Where a line below holds the string "which", copy that line.

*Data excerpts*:

########################################

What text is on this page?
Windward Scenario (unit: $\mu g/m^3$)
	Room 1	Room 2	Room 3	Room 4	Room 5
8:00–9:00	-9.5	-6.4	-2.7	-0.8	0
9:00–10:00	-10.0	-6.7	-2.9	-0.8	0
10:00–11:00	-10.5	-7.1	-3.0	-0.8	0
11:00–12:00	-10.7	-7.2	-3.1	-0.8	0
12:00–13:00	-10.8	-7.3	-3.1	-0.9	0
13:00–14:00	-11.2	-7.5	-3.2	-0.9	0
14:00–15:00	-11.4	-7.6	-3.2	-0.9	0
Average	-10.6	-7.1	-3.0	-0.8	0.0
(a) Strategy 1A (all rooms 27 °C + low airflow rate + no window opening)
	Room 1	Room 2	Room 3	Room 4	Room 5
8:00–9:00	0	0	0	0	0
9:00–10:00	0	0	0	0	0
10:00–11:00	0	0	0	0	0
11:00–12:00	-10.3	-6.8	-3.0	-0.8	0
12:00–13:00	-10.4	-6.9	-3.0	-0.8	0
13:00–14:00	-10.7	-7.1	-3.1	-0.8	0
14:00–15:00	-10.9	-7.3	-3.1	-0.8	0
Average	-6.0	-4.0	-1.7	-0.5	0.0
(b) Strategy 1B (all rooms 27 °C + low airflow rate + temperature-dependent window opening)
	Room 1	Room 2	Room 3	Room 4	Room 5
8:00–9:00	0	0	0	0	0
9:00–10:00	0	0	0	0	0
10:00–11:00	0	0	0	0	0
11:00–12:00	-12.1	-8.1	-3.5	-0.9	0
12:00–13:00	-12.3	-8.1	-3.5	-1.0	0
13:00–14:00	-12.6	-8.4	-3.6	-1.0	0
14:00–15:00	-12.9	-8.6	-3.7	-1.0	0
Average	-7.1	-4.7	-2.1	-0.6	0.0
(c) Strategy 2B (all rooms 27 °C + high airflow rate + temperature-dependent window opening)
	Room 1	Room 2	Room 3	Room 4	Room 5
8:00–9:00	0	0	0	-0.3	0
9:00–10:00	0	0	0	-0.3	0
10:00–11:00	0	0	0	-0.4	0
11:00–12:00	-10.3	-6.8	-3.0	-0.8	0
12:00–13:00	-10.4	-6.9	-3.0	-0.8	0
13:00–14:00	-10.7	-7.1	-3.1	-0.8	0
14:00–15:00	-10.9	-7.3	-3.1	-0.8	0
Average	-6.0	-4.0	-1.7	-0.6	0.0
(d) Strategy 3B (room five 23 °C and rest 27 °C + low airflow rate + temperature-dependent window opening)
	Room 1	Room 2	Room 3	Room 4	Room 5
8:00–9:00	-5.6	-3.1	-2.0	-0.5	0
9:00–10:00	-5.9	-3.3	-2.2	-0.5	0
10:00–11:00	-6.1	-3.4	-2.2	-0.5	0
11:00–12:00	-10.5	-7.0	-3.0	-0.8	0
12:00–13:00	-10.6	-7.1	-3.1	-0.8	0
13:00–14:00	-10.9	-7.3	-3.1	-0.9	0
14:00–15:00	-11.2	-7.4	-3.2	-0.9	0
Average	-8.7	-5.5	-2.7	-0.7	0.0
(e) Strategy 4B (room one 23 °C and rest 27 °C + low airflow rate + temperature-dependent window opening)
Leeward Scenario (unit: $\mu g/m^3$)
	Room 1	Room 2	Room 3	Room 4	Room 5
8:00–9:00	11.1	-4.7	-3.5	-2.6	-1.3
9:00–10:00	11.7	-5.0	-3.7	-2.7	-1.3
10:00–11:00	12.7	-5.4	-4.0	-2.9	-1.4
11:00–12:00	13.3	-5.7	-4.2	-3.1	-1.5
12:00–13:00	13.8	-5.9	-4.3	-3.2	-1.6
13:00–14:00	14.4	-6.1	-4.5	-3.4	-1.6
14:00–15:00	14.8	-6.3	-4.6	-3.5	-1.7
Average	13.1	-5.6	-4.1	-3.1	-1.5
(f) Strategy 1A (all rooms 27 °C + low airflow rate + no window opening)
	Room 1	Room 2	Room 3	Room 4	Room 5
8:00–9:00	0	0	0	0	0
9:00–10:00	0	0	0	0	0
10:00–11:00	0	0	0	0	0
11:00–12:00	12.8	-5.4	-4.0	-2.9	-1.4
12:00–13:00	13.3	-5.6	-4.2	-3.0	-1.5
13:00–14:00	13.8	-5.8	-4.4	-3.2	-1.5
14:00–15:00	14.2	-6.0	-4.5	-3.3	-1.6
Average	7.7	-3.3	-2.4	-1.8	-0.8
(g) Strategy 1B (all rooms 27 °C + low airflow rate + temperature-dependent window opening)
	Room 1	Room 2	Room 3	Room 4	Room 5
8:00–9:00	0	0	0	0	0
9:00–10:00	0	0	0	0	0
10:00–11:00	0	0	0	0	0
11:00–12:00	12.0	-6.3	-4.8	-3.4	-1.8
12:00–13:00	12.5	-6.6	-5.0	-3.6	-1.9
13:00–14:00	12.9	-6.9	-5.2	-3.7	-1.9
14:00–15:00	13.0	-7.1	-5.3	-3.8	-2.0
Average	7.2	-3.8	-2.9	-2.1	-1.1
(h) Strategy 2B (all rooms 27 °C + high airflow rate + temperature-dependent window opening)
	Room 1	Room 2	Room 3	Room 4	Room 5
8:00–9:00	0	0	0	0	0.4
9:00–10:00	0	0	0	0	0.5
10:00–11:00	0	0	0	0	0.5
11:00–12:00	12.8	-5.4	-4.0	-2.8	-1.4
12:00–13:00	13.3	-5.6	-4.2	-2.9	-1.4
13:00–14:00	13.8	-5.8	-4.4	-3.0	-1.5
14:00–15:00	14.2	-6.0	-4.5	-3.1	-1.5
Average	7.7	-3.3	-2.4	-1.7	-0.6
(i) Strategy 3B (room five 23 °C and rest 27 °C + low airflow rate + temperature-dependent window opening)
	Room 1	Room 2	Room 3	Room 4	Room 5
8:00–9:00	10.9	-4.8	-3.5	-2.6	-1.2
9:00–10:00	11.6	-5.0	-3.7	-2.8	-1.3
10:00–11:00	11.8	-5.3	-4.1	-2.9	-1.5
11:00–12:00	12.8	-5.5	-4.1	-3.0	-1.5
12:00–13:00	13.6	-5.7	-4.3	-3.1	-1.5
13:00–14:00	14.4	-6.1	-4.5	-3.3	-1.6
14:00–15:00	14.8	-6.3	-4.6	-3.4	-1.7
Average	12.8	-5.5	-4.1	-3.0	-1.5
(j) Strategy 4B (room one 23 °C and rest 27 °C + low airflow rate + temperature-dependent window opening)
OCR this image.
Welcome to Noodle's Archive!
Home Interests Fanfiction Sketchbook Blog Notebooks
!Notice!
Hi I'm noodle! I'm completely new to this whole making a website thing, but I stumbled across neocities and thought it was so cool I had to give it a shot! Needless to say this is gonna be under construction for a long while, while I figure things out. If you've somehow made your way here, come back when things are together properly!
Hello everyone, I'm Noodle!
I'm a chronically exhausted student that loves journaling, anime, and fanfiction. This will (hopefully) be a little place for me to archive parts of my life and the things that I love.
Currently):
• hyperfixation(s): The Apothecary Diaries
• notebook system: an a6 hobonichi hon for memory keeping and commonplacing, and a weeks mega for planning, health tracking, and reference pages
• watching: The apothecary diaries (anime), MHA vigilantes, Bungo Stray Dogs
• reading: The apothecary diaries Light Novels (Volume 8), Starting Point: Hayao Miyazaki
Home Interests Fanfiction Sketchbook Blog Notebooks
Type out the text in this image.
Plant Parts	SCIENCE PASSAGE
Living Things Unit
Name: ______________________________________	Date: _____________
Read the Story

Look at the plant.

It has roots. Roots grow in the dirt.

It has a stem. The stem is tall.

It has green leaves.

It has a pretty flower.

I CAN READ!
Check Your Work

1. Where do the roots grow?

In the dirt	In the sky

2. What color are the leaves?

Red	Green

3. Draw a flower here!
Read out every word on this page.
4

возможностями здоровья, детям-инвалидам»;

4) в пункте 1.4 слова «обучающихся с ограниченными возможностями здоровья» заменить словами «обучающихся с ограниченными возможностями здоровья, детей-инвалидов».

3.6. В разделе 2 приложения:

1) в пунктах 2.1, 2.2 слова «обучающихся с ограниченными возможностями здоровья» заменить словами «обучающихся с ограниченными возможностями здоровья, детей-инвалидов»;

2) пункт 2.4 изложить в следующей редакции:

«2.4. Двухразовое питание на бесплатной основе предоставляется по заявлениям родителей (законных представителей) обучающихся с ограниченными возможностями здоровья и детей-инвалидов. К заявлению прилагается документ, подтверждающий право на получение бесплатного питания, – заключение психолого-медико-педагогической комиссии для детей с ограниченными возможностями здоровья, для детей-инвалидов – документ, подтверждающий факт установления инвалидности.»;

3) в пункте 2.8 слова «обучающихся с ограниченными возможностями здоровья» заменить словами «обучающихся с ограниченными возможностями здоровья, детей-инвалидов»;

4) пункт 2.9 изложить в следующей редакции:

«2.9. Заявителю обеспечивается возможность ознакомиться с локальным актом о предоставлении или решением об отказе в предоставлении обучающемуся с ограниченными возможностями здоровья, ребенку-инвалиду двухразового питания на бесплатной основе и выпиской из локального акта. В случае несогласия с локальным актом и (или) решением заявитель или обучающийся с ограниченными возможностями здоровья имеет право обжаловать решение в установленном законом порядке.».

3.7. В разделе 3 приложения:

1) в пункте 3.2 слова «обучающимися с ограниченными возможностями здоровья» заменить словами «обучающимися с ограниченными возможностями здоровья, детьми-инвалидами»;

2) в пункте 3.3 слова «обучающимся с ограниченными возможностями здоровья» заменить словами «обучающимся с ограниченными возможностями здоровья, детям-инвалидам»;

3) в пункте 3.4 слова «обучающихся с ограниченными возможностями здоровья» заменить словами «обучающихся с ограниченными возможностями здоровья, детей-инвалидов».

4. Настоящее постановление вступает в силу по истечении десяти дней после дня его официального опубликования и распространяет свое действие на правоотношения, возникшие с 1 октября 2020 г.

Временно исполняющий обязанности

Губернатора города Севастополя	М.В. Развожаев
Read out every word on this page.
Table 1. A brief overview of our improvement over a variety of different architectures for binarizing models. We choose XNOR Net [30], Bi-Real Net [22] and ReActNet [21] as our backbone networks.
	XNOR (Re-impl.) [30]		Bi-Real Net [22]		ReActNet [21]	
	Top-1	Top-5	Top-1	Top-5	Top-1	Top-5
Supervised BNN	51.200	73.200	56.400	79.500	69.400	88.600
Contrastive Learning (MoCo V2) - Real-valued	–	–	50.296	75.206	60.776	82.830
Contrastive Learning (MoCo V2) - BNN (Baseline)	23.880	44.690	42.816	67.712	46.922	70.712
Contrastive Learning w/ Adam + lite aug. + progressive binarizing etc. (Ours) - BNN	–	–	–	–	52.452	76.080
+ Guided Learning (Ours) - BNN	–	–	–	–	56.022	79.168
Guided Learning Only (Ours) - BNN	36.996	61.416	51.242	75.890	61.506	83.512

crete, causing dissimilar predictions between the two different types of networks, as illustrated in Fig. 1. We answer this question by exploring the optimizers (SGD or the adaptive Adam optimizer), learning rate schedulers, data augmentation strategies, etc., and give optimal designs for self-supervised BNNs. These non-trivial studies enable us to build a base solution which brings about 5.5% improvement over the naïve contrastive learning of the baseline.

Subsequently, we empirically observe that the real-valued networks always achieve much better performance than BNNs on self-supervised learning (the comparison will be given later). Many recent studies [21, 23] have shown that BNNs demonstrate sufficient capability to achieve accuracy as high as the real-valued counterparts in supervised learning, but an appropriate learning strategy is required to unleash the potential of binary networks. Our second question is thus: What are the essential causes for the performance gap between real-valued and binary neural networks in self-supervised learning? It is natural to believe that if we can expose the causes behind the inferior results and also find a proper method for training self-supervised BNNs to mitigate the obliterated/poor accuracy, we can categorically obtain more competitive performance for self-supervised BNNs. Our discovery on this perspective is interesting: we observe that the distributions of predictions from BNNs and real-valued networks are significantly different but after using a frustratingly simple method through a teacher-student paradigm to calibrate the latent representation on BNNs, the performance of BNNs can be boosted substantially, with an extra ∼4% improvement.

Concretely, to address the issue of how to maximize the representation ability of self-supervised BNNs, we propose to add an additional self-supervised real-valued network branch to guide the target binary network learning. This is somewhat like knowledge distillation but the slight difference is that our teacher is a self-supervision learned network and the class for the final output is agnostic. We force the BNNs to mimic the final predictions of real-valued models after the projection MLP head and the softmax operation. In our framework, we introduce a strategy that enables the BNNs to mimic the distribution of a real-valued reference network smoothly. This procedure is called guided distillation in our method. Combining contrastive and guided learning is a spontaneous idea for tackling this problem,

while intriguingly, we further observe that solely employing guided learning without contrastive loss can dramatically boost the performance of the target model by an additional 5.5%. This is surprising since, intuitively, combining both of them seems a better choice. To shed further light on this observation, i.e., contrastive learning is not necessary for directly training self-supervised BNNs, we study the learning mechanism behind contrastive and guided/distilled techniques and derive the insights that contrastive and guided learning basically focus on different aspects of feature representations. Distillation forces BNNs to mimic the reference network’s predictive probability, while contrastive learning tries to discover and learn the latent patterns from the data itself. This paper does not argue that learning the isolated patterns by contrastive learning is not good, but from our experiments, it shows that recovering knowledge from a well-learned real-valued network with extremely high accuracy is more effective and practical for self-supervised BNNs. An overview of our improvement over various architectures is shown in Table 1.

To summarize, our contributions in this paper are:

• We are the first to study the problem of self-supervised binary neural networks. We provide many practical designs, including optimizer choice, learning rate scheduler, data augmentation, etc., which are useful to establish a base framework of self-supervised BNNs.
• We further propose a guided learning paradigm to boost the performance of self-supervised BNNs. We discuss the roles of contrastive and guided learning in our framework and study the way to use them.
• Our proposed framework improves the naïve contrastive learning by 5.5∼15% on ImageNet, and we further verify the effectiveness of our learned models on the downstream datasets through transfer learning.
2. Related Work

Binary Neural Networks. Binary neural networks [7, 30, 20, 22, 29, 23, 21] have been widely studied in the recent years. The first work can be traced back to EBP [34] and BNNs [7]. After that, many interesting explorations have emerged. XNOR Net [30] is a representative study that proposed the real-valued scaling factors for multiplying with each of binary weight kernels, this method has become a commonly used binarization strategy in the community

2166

########################################

*Exercise result*:
crete, causing dissimilar predictions between the two different types of networks, as illustrated in Fig. 1. We answer this question by exploring the optimizers (SGD or the adaptive Adam optimizer), learning rate schedulers, data augmentation strategies, etc., and give optimal designs for self-supervised BNNs. These non-trivial studies enable us to build a base solution which brings about 5.5% improvement over the naïve contrastive learning of the baseline.
• We are the first to study the problem of self-supervised binary neural networks. We provide many practical designs, including optimizer choice, learning rate scheduler, data augmentation, etc., which are useful to establish a base framework of self-supervised BNNs.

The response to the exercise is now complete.